WHAT THE TASK ASKS: Reproduce each line from the records that holds "ArrayList".

☆ ☆ ☆ ☆ ☆

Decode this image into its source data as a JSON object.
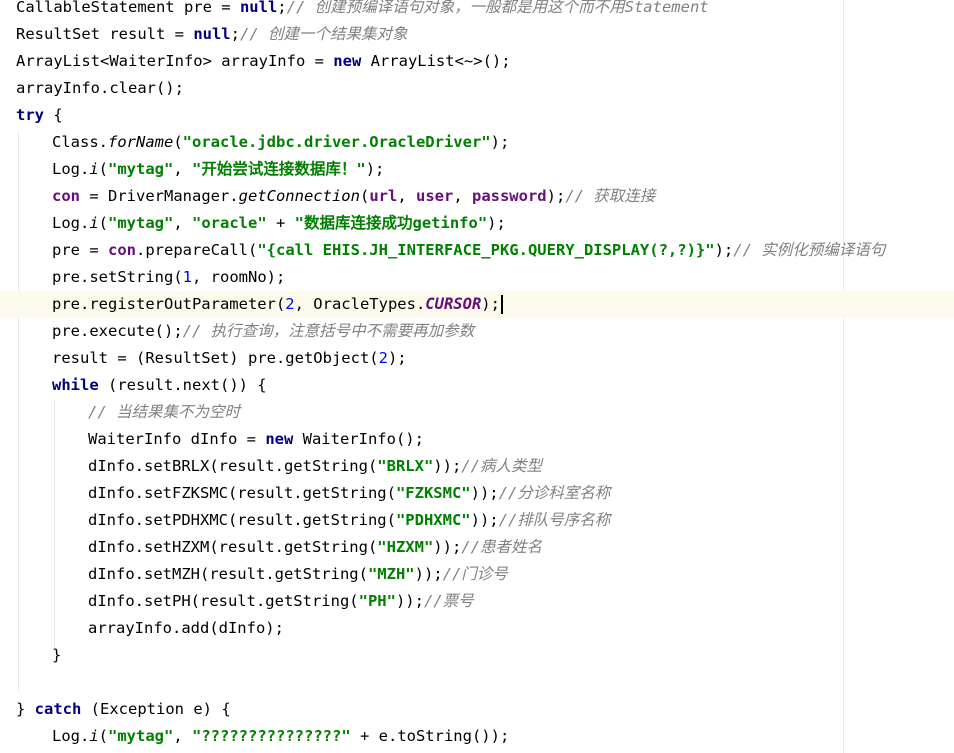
{
  "editor": {
    "caret_line": 11,
    "colors": {
      "keyword": "#000080",
      "string": "#008000",
      "comment": "#808080",
      "field": "#660e7a",
      "number": "#0000ff",
      "current_line": "#fcfaed"
    },
    "lines": [
      {
        "indent": 0,
        "tokens": [
          [
            "p",
            "CallableStatement pre = "
          ],
          [
            "k",
            "null"
          ],
          [
            "p",
            ";"
          ],
          [
            "c",
            "// 创建预编译语句对象，一般都是用这个而不用Statement"
          ]
        ]
      },
      {
        "indent": 0,
        "tokens": [
          [
            "p",
            "ResultSet result = "
          ],
          [
            "k",
            "null"
          ],
          [
            "p",
            ";"
          ],
          [
            "c",
            "// 创建一个结果集对象"
          ]
        ]
      },
      {
        "indent": 0,
        "tokens": [
          [
            "p",
            "ArrayList<WaiterInfo> arrayInfo = "
          ],
          [
            "k",
            "new"
          ],
          [
            "p",
            " ArrayList<~>();"
          ]
        ]
      },
      {
        "indent": 0,
        "tokens": [
          [
            "p",
            "arrayInfo.clear();"
          ]
        ]
      },
      {
        "indent": 0,
        "tokens": [
          [
            "k",
            "try"
          ],
          [
            "p",
            " {"
          ]
        ]
      },
      {
        "indent": 1,
        "tokens": [
          [
            "p",
            "Class."
          ],
          [
            "i",
            "forName"
          ],
          [
            "p",
            "("
          ],
          [
            "s",
            "\"oracle.jdbc.driver.OracleDriver\""
          ],
          [
            "p",
            ");"
          ]
        ]
      },
      {
        "indent": 1,
        "tokens": [
          [
            "p",
            "Log."
          ],
          [
            "i",
            "i"
          ],
          [
            "p",
            "("
          ],
          [
            "s",
            "\"mytag\""
          ],
          [
            "p",
            ", "
          ],
          [
            "s",
            "\"开始尝试连接数据库！\""
          ],
          [
            "p",
            ");"
          ]
        ]
      },
      {
        "indent": 1,
        "tokens": [
          [
            "f",
            "con"
          ],
          [
            "p",
            " = DriverManager."
          ],
          [
            "i",
            "getConnection"
          ],
          [
            "p",
            "("
          ],
          [
            "f",
            "url"
          ],
          [
            "p",
            ", "
          ],
          [
            "f",
            "user"
          ],
          [
            "p",
            ", "
          ],
          [
            "f",
            "password"
          ],
          [
            "p",
            ");"
          ],
          [
            "c",
            "// 获取连接"
          ]
        ]
      },
      {
        "indent": 1,
        "tokens": [
          [
            "p",
            "Log."
          ],
          [
            "i",
            "i"
          ],
          [
            "p",
            "("
          ],
          [
            "s",
            "\"mytag\""
          ],
          [
            "p",
            ", "
          ],
          [
            "s",
            "\"oracle\""
          ],
          [
            "p",
            " + "
          ],
          [
            "s",
            "\"数据库连接成功getinfo\""
          ],
          [
            "p",
            ");"
          ]
        ]
      },
      {
        "indent": 1,
        "tokens": [
          [
            "p",
            "pre = "
          ],
          [
            "f",
            "con"
          ],
          [
            "p",
            ".prepareCall("
          ],
          [
            "s",
            "\"{call EHIS.JH_INTERFACE_PKG.QUERY_DISPLAY(?,?)}\""
          ],
          [
            "p",
            ");"
          ],
          [
            "c",
            "// 实例化预编译语句"
          ]
        ]
      },
      {
        "indent": 1,
        "tokens": [
          [
            "p",
            "pre.setString("
          ],
          [
            "n",
            "1"
          ],
          [
            "p",
            ", roomNo);"
          ]
        ]
      },
      {
        "indent": 1,
        "tokens": [
          [
            "p",
            "pre.registerOutParameter("
          ],
          [
            "n",
            "2"
          ],
          [
            "p",
            ", OracleTypes."
          ],
          [
            "x",
            "CURSOR"
          ],
          [
            "p",
            ");"
          ]
        ]
      },
      {
        "indent": 1,
        "tokens": [
          [
            "p",
            "pre.execute();"
          ],
          [
            "c",
            "// 执行查询，注意括号中不需要再加参数"
          ]
        ]
      },
      {
        "indent": 1,
        "tokens": [
          [
            "p",
            "result = (ResultSet) pre.getObject("
          ],
          [
            "n",
            "2"
          ],
          [
            "p",
            ");"
          ]
        ]
      },
      {
        "indent": 1,
        "tokens": [
          [
            "k",
            "while"
          ],
          [
            "p",
            " (result.next()) {"
          ]
        ]
      },
      {
        "indent": 2,
        "tokens": [
          [
            "c",
            "// 当结果集不为空时"
          ]
        ]
      },
      {
        "indent": 2,
        "tokens": [
          [
            "p",
            "WaiterInfo dInfo = "
          ],
          [
            "k",
            "new"
          ],
          [
            "p",
            " WaiterInfo();"
          ]
        ]
      },
      {
        "indent": 2,
        "tokens": [
          [
            "p",
            "dInfo.setBRLX(result.getString("
          ],
          [
            "s",
            "\"BRLX\""
          ],
          [
            "p",
            "));"
          ],
          [
            "c",
            "//病人类型"
          ]
        ]
      },
      {
        "indent": 2,
        "tokens": [
          [
            "p",
            "dInfo.setFZKSMC(result.getString("
          ],
          [
            "s",
            "\"FZKSMC\""
          ],
          [
            "p",
            "));"
          ],
          [
            "c",
            "//分诊科室名称"
          ]
        ]
      },
      {
        "indent": 2,
        "tokens": [
          [
            "p",
            "dInfo.setPDHXMC(result.getString("
          ],
          [
            "s",
            "\"PDHXMC\""
          ],
          [
            "p",
            "));"
          ],
          [
            "c",
            "//排队号序名称"
          ]
        ]
      },
      {
        "indent": 2,
        "tokens": [
          [
            "p",
            "dInfo.setHZXM(result.getString("
          ],
          [
            "s",
            "\"HZXM\""
          ],
          [
            "p",
            "));"
          ],
          [
            "c",
            "//患者姓名"
          ]
        ]
      },
      {
        "indent": 2,
        "tokens": [
          [
            "p",
            "dInfo.setMZH(result.getString("
          ],
          [
            "s",
            "\"MZH\""
          ],
          [
            "p",
            "));"
          ],
          [
            "c",
            "//门诊号"
          ]
        ]
      },
      {
        "indent": 2,
        "tokens": [
          [
            "p",
            "dInfo.setPH(result.getString("
          ],
          [
            "s",
            "\"PH\""
          ],
          [
            "p",
            "));"
          ],
          [
            "c",
            "//票号"
          ]
        ]
      },
      {
        "indent": 2,
        "tokens": [
          [
            "p",
            "arrayInfo.add(dInfo);"
          ]
        ]
      },
      {
        "indent": 1,
        "tokens": [
          [
            "p",
            "}"
          ]
        ]
      },
      {
        "indent": 0,
        "tokens": []
      },
      {
        "indent": 0,
        "tokens": [
          [
            "p",
            "} "
          ],
          [
            "k",
            "catch"
          ],
          [
            "p",
            " (Exception e) {"
          ]
        ]
      },
      {
        "indent": 1,
        "tokens": [
          [
            "p",
            "Log."
          ],
          [
            "i",
            "i"
          ],
          [
            "p",
            "("
          ],
          [
            "s",
            "\"mytag\""
          ],
          [
            "p",
            ", "
          ],
          [
            "s",
            "\"???????????????\""
          ],
          [
            "p",
            " + e.toString());"
          ]
        ]
      }
    ]
  }
}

☆ ☆ ☆ ☆ ☆

EXERCISE ANSWER:
            "ArrayList<WaiterInfo> arrayInfo = "
            " ArrayList<~>();"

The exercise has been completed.